▸ WHAT THE EXERCISE ASKS
Look through the material and copy each line holding "image".

▸ GIVEN ENTRIES
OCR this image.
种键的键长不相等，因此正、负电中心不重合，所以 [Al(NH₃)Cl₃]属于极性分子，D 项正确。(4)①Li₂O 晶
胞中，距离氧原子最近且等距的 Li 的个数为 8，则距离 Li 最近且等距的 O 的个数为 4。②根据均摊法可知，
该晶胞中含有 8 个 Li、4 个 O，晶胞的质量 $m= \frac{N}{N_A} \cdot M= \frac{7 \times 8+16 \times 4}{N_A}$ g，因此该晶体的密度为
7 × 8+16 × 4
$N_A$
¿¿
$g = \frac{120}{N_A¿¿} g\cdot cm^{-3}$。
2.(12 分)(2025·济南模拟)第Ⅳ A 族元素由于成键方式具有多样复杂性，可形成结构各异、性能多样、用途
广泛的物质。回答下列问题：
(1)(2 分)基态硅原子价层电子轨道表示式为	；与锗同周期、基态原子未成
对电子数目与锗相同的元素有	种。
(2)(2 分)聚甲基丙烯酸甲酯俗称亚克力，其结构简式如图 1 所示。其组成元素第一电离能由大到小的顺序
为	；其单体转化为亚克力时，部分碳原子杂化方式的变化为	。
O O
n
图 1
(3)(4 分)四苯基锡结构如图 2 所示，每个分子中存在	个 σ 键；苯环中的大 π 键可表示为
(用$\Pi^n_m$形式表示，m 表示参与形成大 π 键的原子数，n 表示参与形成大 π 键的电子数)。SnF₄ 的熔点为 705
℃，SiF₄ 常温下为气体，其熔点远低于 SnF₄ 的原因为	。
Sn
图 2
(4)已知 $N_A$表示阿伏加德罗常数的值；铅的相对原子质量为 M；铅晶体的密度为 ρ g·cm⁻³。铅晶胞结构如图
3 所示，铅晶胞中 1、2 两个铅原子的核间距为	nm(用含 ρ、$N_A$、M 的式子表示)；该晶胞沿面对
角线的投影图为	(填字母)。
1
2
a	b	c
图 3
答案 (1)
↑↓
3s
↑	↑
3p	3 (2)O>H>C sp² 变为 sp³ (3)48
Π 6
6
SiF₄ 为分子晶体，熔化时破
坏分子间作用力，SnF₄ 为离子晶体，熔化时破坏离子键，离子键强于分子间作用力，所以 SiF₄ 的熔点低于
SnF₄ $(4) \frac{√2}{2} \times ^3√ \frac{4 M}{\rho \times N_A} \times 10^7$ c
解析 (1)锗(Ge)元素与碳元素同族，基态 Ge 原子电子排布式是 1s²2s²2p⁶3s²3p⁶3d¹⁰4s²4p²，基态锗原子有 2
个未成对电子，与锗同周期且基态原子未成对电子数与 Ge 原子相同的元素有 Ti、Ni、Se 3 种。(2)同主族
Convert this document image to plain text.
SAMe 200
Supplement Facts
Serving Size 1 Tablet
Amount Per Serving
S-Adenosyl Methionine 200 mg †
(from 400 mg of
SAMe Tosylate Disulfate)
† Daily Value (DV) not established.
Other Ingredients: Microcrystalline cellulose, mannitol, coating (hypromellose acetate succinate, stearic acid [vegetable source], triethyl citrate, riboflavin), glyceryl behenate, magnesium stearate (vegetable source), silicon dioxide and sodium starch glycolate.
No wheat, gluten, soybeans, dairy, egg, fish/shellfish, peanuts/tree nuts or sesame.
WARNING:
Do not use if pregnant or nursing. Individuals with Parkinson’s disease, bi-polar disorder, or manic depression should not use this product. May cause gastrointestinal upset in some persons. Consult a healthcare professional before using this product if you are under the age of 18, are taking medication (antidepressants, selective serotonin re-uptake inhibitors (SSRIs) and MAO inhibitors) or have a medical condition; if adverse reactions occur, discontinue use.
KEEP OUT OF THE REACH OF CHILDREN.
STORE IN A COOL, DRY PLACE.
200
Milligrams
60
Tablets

▸ TASK RESULT
OCR this image.
Convert this document image to plain text.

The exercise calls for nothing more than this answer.